Entries with figure data:
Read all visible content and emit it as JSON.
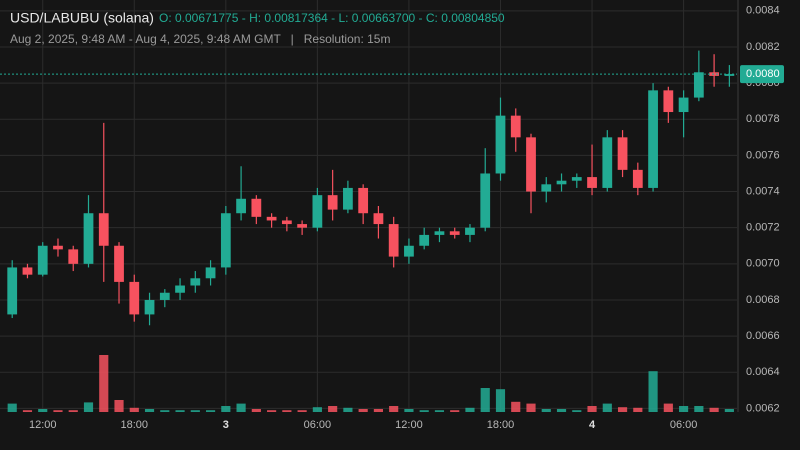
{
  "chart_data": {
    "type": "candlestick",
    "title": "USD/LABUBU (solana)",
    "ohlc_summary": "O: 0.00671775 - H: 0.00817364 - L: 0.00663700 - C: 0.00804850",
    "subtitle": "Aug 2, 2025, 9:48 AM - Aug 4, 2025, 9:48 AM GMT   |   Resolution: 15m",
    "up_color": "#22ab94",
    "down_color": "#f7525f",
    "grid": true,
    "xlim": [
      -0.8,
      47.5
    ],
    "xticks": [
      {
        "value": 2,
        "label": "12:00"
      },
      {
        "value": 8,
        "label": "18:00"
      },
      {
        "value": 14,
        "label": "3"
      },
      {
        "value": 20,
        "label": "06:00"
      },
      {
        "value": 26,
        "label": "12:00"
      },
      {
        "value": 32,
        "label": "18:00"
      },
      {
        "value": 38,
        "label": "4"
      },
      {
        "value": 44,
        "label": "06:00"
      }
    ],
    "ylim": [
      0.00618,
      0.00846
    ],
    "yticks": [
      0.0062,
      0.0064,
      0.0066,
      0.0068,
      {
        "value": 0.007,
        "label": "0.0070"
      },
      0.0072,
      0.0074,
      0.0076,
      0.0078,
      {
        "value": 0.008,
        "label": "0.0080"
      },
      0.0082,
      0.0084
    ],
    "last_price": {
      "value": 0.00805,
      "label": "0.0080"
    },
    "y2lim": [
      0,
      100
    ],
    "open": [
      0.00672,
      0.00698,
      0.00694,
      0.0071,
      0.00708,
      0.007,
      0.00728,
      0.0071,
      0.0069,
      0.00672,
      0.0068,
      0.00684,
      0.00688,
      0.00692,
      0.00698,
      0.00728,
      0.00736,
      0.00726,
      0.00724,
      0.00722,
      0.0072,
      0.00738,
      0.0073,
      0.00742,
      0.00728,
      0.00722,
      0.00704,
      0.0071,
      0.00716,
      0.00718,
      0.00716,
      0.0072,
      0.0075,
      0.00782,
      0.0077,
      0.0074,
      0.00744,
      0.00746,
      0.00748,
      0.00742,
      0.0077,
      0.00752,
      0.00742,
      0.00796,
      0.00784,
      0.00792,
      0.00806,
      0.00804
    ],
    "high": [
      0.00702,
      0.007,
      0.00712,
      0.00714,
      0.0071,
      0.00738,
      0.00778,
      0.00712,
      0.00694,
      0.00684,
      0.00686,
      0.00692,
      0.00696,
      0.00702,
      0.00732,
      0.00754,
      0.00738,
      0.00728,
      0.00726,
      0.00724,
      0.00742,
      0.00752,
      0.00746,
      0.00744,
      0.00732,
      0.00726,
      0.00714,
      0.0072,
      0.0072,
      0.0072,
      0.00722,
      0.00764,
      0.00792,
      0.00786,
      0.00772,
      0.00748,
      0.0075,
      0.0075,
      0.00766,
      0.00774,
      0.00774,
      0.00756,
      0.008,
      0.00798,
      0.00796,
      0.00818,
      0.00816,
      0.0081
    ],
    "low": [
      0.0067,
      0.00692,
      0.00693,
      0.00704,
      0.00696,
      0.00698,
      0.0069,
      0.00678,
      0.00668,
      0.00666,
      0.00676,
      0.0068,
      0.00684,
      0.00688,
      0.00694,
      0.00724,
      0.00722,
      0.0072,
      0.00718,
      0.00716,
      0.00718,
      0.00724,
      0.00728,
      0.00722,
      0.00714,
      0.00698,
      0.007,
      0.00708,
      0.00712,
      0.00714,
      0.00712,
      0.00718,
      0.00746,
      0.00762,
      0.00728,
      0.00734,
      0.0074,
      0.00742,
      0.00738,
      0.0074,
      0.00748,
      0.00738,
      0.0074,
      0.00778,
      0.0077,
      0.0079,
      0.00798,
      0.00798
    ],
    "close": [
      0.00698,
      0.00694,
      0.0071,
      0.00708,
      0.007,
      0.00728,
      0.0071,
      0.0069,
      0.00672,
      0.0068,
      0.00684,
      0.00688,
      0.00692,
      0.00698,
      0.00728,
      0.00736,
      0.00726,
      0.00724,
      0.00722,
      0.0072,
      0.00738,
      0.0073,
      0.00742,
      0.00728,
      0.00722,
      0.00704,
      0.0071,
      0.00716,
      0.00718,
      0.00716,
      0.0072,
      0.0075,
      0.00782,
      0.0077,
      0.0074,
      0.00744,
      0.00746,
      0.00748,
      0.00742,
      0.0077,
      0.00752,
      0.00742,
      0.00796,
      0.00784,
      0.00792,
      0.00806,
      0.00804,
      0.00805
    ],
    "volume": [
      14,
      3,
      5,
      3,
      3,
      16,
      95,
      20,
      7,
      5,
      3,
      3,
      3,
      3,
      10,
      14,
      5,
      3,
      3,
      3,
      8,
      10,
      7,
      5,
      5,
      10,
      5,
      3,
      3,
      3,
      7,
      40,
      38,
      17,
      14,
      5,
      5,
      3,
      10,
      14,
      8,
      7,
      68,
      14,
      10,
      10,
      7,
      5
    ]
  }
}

**Stated task**
Transcribe each entry precisely as given, leaving the pictures out.

**Answer to this problem**
Read all visible content and emit it as JSON.
{
  "chart_data": {
    "type": "candlestick",
    "title": "USD/LABUBU (solana)",
    "ohlc_summary": "O: 0.00671775 - H: 0.00817364 - L: 0.00663700 - C: 0.00804850",
    "subtitle": "Aug 2, 2025, 9:48 AM - Aug 4, 2025, 9:48 AM GMT   |   Resolution: 15m",
    "up_color": "#22ab94",
    "down_color": "#f7525f",
    "grid": true,
    "xlim": [
      -0.8,
      47.5
    ],
    "xticks": [
      {
        "value": 2,
        "label": "12:00"
      },
      {
        "value": 8,
        "label": "18:00"
      },
      {
        "value": 14,
        "label": "3"
      },
      {
        "value": 20,
        "label": "06:00"
      },
      {
        "value": 26,
        "label": "12:00"
      },
      {
        "value": 32,
        "label": "18:00"
      },
      {
        "value": 38,
        "label": "4"
      },
      {
        "value": 44,
        "label": "06:00"
      }
    ],
    "ylim": [
      0.00618,
      0.00846
    ],
    "yticks": [
      0.0062,
      0.0064,
      0.0066,
      0.0068,
      {
        "value": 0.007,
        "label": "0.0070"
      },
      0.0072,
      0.0074,
      0.0076,
      0.0078,
      {
        "value": 0.008,
        "label": "0.0080"
      },
      0.0082,
      0.0084
    ],
    "last_price": {
      "value": 0.00805,
      "label": "0.0080"
    },
    "y2lim": [
      0,
      100
    ],
    "open": [
      0.00672,
      0.00698,
      0.00694,
      0.0071,
      0.00708,
      0.007,
      0.00728,
      0.0071,
      0.0069,
      0.00672,
      0.0068,
      0.00684,
      0.00688,
      0.00692,
      0.00698,
      0.00728,
      0.00736,
      0.00726,
      0.00724,
      0.00722,
      0.0072,
      0.00738,
      0.0073,
      0.00742,
      0.00728,
      0.00722,
      0.00704,
      0.0071,
      0.00716,
      0.00718,
      0.00716,
      0.0072,
      0.0075,
      0.00782,
      0.0077,
      0.0074,
      0.00744,
      0.00746,
      0.00748,
      0.00742,
      0.0077,
      0.00752,
      0.00742,
      0.00796,
      0.00784,
      0.00792,
      0.00806,
      0.00804
    ],
    "high": [
      0.00702,
      0.007,
      0.00712,
      0.00714,
      0.0071,
      0.00738,
      0.00778,
      0.00712,
      0.00694,
      0.00684,
      0.00686,
      0.00692,
      0.00696,
      0.00702,
      0.00732,
      0.00754,
      0.00738,
      0.00728,
      0.00726,
      0.00724,
      0.00742,
      0.00752,
      0.00746,
      0.00744,
      0.00732,
      0.00726,
      0.00714,
      0.0072,
      0.0072,
      0.0072,
      0.00722,
      0.00764,
      0.00792,
      0.00786,
      0.00772,
      0.00748,
      0.0075,
      0.0075,
      0.00766,
      0.00774,
      0.00774,
      0.00756,
      0.008,
      0.00798,
      0.00796,
      0.00818,
      0.00816,
      0.0081
    ],
    "low": [
      0.0067,
      0.00692,
      0.00693,
      0.00704,
      0.00696,
      0.00698,
      0.0069,
      0.00678,
      0.00668,
      0.00666,
      0.00676,
      0.0068,
      0.00684,
      0.00688,
      0.00694,
      0.00724,
      0.00722,
      0.0072,
      0.00718,
      0.00716,
      0.00718,
      0.00724,
      0.00728,
      0.00722,
      0.00714,
      0.00698,
      0.007,
      0.00708,
      0.00712,
      0.00714,
      0.00712,
      0.00718,
      0.00746,
      0.00762,
      0.00728,
      0.00734,
      0.0074,
      0.00742,
      0.00738,
      0.0074,
      0.00748,
      0.00738,
      0.0074,
      0.00778,
      0.0077,
      0.0079,
      0.00798,
      0.00798
    ],
    "close": [
      0.00698,
      0.00694,
      0.0071,
      0.00708,
      0.007,
      0.00728,
      0.0071,
      0.0069,
      0.00672,
      0.0068,
      0.00684,
      0.00688,
      0.00692,
      0.00698,
      0.00728,
      0.00736,
      0.00726,
      0.00724,
      0.00722,
      0.0072,
      0.00738,
      0.0073,
      0.00742,
      0.00728,
      0.00722,
      0.00704,
      0.0071,
      0.00716,
      0.00718,
      0.00716,
      0.0072,
      0.0075,
      0.00782,
      0.0077,
      0.0074,
      0.00744,
      0.00746,
      0.00748,
      0.00742,
      0.0077,
      0.00752,
      0.00742,
      0.00796,
      0.00784,
      0.00792,
      0.00806,
      0.00804,
      0.00805
    ],
    "volume": [
      14,
      3,
      5,
      3,
      3,
      16,
      95,
      20,
      7,
      5,
      3,
      3,
      3,
      3,
      10,
      14,
      5,
      3,
      3,
      3,
      8,
      10,
      7,
      5,
      5,
      10,
      5,
      3,
      3,
      3,
      7,
      40,
      38,
      17,
      14,
      5,
      5,
      3,
      10,
      14,
      8,
      7,
      68,
      14,
      10,
      10,
      7,
      5
    ]
  }
}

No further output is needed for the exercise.